Records from a dataset
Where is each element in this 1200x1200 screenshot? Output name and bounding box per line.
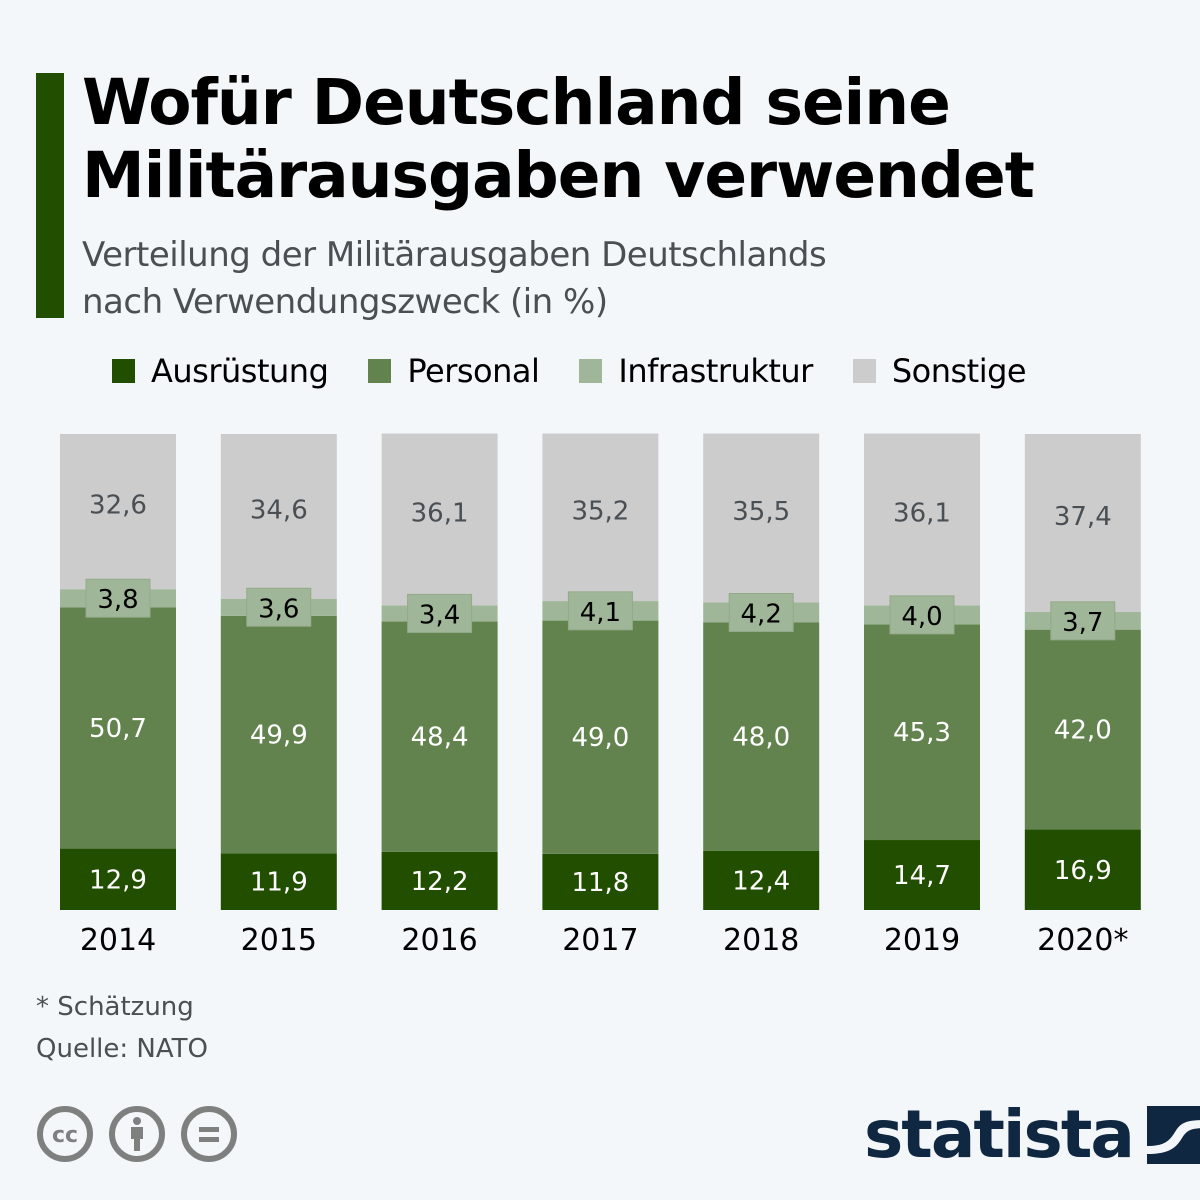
data-label-ausruestung: 14,7 xyxy=(893,861,951,891)
data-label-sonstige: 37,4 xyxy=(1054,502,1112,532)
svg-text:cc: cc xyxy=(52,1123,78,1148)
x-tick-label: 2014 xyxy=(80,923,156,958)
data-label-box xyxy=(85,578,151,618)
legend-swatch xyxy=(112,359,135,383)
data-label-personal: 48,4 xyxy=(411,723,469,753)
data-label-ausruestung: 11,9 xyxy=(250,868,308,898)
data-label-personal: 42,0 xyxy=(1054,716,1112,746)
data-label-ausruestung: 12,2 xyxy=(411,867,469,897)
no-derivatives-icon[interactable] xyxy=(180,1105,238,1163)
data-label-infrastruktur: 4,1 xyxy=(580,598,621,628)
statista-logo[interactable]: statista xyxy=(864,1102,1200,1168)
footnote-estimate: * Schätzung xyxy=(36,992,194,1022)
data-label-box xyxy=(246,587,312,627)
logo-text: statista xyxy=(864,1096,1135,1173)
title-line-1: Wofür Deutschland seine xyxy=(82,66,951,139)
bar-segment-ausruestung xyxy=(542,853,659,910)
data-label-box xyxy=(407,593,473,633)
bar-segment-sonstige xyxy=(703,433,820,603)
bar-segment-personal xyxy=(703,622,820,851)
data-label-personal: 45,3 xyxy=(893,718,951,748)
data-label-infrastruktur: 3,4 xyxy=(419,600,460,630)
data-label-sonstige: 34,6 xyxy=(250,495,308,525)
legend-item-personal: Personal xyxy=(368,352,540,390)
data-label-infrastruktur: 3,8 xyxy=(97,585,138,615)
data-label-box xyxy=(567,591,633,631)
title-accent-bar xyxy=(36,73,64,318)
legend-item-sonstige: Sonstige xyxy=(852,352,1027,390)
data-label-sonstige: 35,2 xyxy=(571,496,629,526)
data-label-sonstige: 32,6 xyxy=(89,491,147,521)
bar-segment-personal xyxy=(1024,629,1141,830)
x-tick-label: 2016 xyxy=(401,923,477,958)
data-label-sonstige: 36,1 xyxy=(893,498,951,528)
source-note: Quelle: NATO xyxy=(36,1034,208,1064)
data-label-infrastruktur: 3,6 xyxy=(258,594,299,624)
bar-segment-ausruestung xyxy=(1024,829,1141,910)
title-line-2: Militärausgaben verwendet xyxy=(82,139,1035,212)
bar-segment-sonstige xyxy=(381,433,498,606)
license-icons: cc xyxy=(36,1105,252,1163)
stacked-bar-chart: 12,9 50,7 3,8 32,6 2014 11,9 49,9 3,6 34,6 2015 12… xyxy=(60,433,1141,958)
x-tick-label: 2019 xyxy=(884,923,960,958)
data-label-sonstige: 36,1 xyxy=(411,498,469,528)
data-label-box xyxy=(728,593,794,632)
bar-segment-sonstige xyxy=(542,433,659,602)
legend-item-ausruestung: Ausrüstung xyxy=(112,352,329,390)
bar-segment-ausruestung xyxy=(381,851,498,910)
data-label-ausruestung: 12,9 xyxy=(89,865,147,895)
data-label-infrastruktur: 3,7 xyxy=(1062,608,1103,638)
data-label-sonstige: 35,5 xyxy=(732,497,790,527)
bar-segment-personal xyxy=(542,620,659,854)
cc-icon[interactable]: cc xyxy=(36,1105,94,1163)
data-label-personal: 49,0 xyxy=(571,723,629,753)
bar-segment-ausruestung xyxy=(60,848,176,910)
legend-swatch xyxy=(368,359,392,383)
bar-segment-personal xyxy=(381,621,498,852)
subtitle-line-2: nach Verwendungszweck (in %) xyxy=(82,282,608,322)
legend-swatch xyxy=(579,359,603,383)
legend-label: Sonstige xyxy=(891,352,1027,390)
data-label-box xyxy=(889,595,955,635)
bar-segment-personal xyxy=(220,615,337,854)
x-tick-label: 2015 xyxy=(241,923,317,958)
x-tick-label: 2018 xyxy=(723,923,799,958)
legend-label: Ausrüstung xyxy=(151,352,329,390)
legend-item-infrastruktur: Infrastruktur xyxy=(579,352,813,390)
data-label-infrastruktur: 4,0 xyxy=(901,602,942,632)
legend: Ausrüstung Personal Infrastruktur Sonsti… xyxy=(112,352,1066,390)
bar-segment-sonstige xyxy=(60,434,176,590)
data-label-box xyxy=(1050,601,1116,641)
data-label-ausruestung: 12,4 xyxy=(732,866,790,896)
data-label-personal: 50,7 xyxy=(89,714,147,744)
data-label-infrastruktur: 4,2 xyxy=(741,600,782,630)
bar-segment-personal xyxy=(864,624,980,841)
bar-segment-sonstige xyxy=(220,434,337,599)
bar-segment-sonstige xyxy=(1024,434,1141,613)
x-tick-label: 2020* xyxy=(1037,923,1128,958)
data-label-ausruestung: 16,9 xyxy=(1054,856,1112,886)
data-label-personal: 48,0 xyxy=(732,723,790,753)
legend-label: Personal xyxy=(407,352,540,390)
bar-segment-ausruestung xyxy=(220,853,337,910)
data-label-ausruestung: 11,8 xyxy=(571,868,629,898)
bar-segment-personal xyxy=(60,607,176,849)
statista-logo-mark-icon xyxy=(1146,1106,1200,1164)
legend-label: Infrastruktur xyxy=(618,352,813,390)
chart-subtitle: Verteilung der Militärausgaben Deutschla… xyxy=(82,232,1082,326)
chart-title: Wofür Deutschland seine Militärausgaben … xyxy=(82,66,1162,212)
data-label-personal: 49,9 xyxy=(250,721,308,751)
attribution-icon[interactable] xyxy=(108,1105,166,1163)
subtitle-line-1: Verteilung der Militärausgaben Deutschla… xyxy=(82,235,827,275)
bar-segment-ausruestung xyxy=(864,840,980,910)
bar-segment-sonstige xyxy=(864,433,980,606)
legend-swatch xyxy=(852,359,876,383)
bar-segment-ausruestung xyxy=(703,850,820,910)
x-tick-label: 2017 xyxy=(562,923,638,958)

■ **Problem**:
Rewrite the records above, changing every "legend-swatch" to "legend-marker" and leaving everything else the same. Leave the pictures out of your answer.

■ **Output for this task**:
Where is each element in this 1200x1200 screenshot? Output name and bounding box per line.
data-label-ausruestung: 14,7 xyxy=(893,861,951,891)
data-label-sonstige: 37,4 xyxy=(1054,502,1112,532)
svg-text:cc: cc xyxy=(52,1123,78,1148)
x-tick-label: 2014 xyxy=(80,923,156,958)
data-label-box xyxy=(85,578,151,618)
legend-marker xyxy=(112,359,135,383)
data-label-personal: 48,4 xyxy=(411,723,469,753)
data-label-ausruestung: 11,9 xyxy=(250,868,308,898)
data-label-personal: 42,0 xyxy=(1054,716,1112,746)
data-label-ausruestung: 12,2 xyxy=(411,867,469,897)
no-derivatives-icon[interactable] xyxy=(180,1105,238,1163)
data-label-infrastruktur: 4,1 xyxy=(580,598,621,628)
statista-logo[interactable]: statista xyxy=(864,1102,1200,1168)
footnote-estimate: * Schätzung xyxy=(36,992,194,1022)
data-label-box xyxy=(246,587,312,627)
logo-text: statista xyxy=(864,1096,1135,1173)
title-line-1: Wofür Deutschland seine xyxy=(82,66,951,139)
bar-segment-ausruestung xyxy=(542,853,659,910)
data-label-box xyxy=(407,593,473,633)
bar-segment-sonstige xyxy=(703,433,820,603)
bar-segment-personal xyxy=(703,622,820,851)
data-label-personal: 45,3 xyxy=(893,718,951,748)
data-label-infrastruktur: 3,4 xyxy=(419,600,460,630)
data-label-sonstige: 34,6 xyxy=(250,495,308,525)
legend-item-personal: Personal xyxy=(368,352,540,390)
data-label-infrastruktur: 3,8 xyxy=(97,585,138,615)
data-label-box xyxy=(567,591,633,631)
title-accent-bar xyxy=(36,73,64,318)
legend-item-sonstige: Sonstige xyxy=(852,352,1027,390)
data-label-sonstige: 35,2 xyxy=(571,496,629,526)
data-label-sonstige: 32,6 xyxy=(89,491,147,521)
bar-segment-personal xyxy=(1024,629,1141,830)
x-tick-label: 2016 xyxy=(401,923,477,958)
data-label-sonstige: 36,1 xyxy=(893,498,951,528)
source-note: Quelle: NATO xyxy=(36,1034,208,1064)
data-label-infrastruktur: 3,6 xyxy=(258,594,299,624)
bar-segment-ausruestung xyxy=(1024,829,1141,910)
title-line-2: Militärausgaben verwendet xyxy=(82,139,1035,212)
bar-segment-sonstige xyxy=(381,433,498,606)
license-icons: cc xyxy=(36,1105,252,1163)
stacked-bar-chart: 12,9 50,7 3,8 32,6 2014 11,9 49,9 3,6 34,6 2015 12… xyxy=(60,433,1141,958)
x-tick-label: 2019 xyxy=(884,923,960,958)
data-label-sonstige: 36,1 xyxy=(411,498,469,528)
data-label-box xyxy=(728,593,794,632)
bar-segment-sonstige xyxy=(542,433,659,602)
legend-item-ausruestung: Ausrüstung xyxy=(112,352,329,390)
bar-segment-ausruestung xyxy=(381,851,498,910)
data-label-ausruestung: 12,9 xyxy=(89,865,147,895)
data-label-infrastruktur: 3,7 xyxy=(1062,608,1103,638)
data-label-sonstige: 35,5 xyxy=(732,497,790,527)
bar-segment-personal xyxy=(542,620,659,854)
cc-icon[interactable]: cc xyxy=(36,1105,94,1163)
data-label-personal: 49,0 xyxy=(571,723,629,753)
bar-segment-ausruestung xyxy=(60,848,176,910)
legend-marker xyxy=(368,359,392,383)
bar-segment-personal xyxy=(381,621,498,852)
subtitle-line-2: nach Verwendungszweck (in %) xyxy=(82,282,608,322)
legend-marker xyxy=(579,359,603,383)
legend-label: Sonstige xyxy=(891,352,1027,390)
data-label-box xyxy=(889,595,955,635)
bar-segment-personal xyxy=(220,615,337,854)
x-tick-label: 2015 xyxy=(241,923,317,958)
x-tick-label: 2018 xyxy=(723,923,799,958)
legend-label: Ausrüstung xyxy=(151,352,329,390)
legend-item-infrastruktur: Infrastruktur xyxy=(579,352,813,390)
data-label-infrastruktur: 4,0 xyxy=(901,602,942,632)
legend: Ausrüstung Personal Infrastruktur Sonsti… xyxy=(112,352,1066,390)
bar-segment-sonstige xyxy=(60,434,176,590)
data-label-box xyxy=(1050,601,1116,641)
data-label-ausruestung: 12,4 xyxy=(732,866,790,896)
data-label-personal: 50,7 xyxy=(89,714,147,744)
data-label-infrastruktur: 4,2 xyxy=(741,600,782,630)
bar-segment-personal xyxy=(864,624,980,841)
bar-segment-sonstige xyxy=(220,434,337,599)
bar-segment-sonstige xyxy=(1024,434,1141,613)
x-tick-label: 2020* xyxy=(1037,923,1128,958)
data-label-ausruestung: 16,9 xyxy=(1054,856,1112,886)
data-label-personal: 48,0 xyxy=(732,723,790,753)
legend-label: Personal xyxy=(407,352,540,390)
bar-segment-ausruestung xyxy=(220,853,337,910)
data-label-ausruestung: 11,8 xyxy=(571,868,629,898)
bar-segment-personal xyxy=(60,607,176,849)
statista-logo-mark-icon xyxy=(1146,1106,1200,1164)
legend-label: Infrastruktur xyxy=(618,352,813,390)
chart-subtitle: Verteilung der Militärausgaben Deutschla… xyxy=(82,232,1082,326)
chart-title: Wofür Deutschland seine Militärausgaben … xyxy=(82,66,1162,212)
data-label-personal: 49,9 xyxy=(250,721,308,751)
attribution-icon[interactable] xyxy=(108,1105,166,1163)
subtitle-line-1: Verteilung der Militärausgaben Deutschla… xyxy=(82,235,827,275)
bar-segment-ausruestung xyxy=(864,840,980,910)
bar-segment-sonstige xyxy=(864,433,980,606)
legend-marker xyxy=(852,359,876,383)
bar-segment-ausruestung xyxy=(703,850,820,910)
x-tick-label: 2017 xyxy=(562,923,638,958)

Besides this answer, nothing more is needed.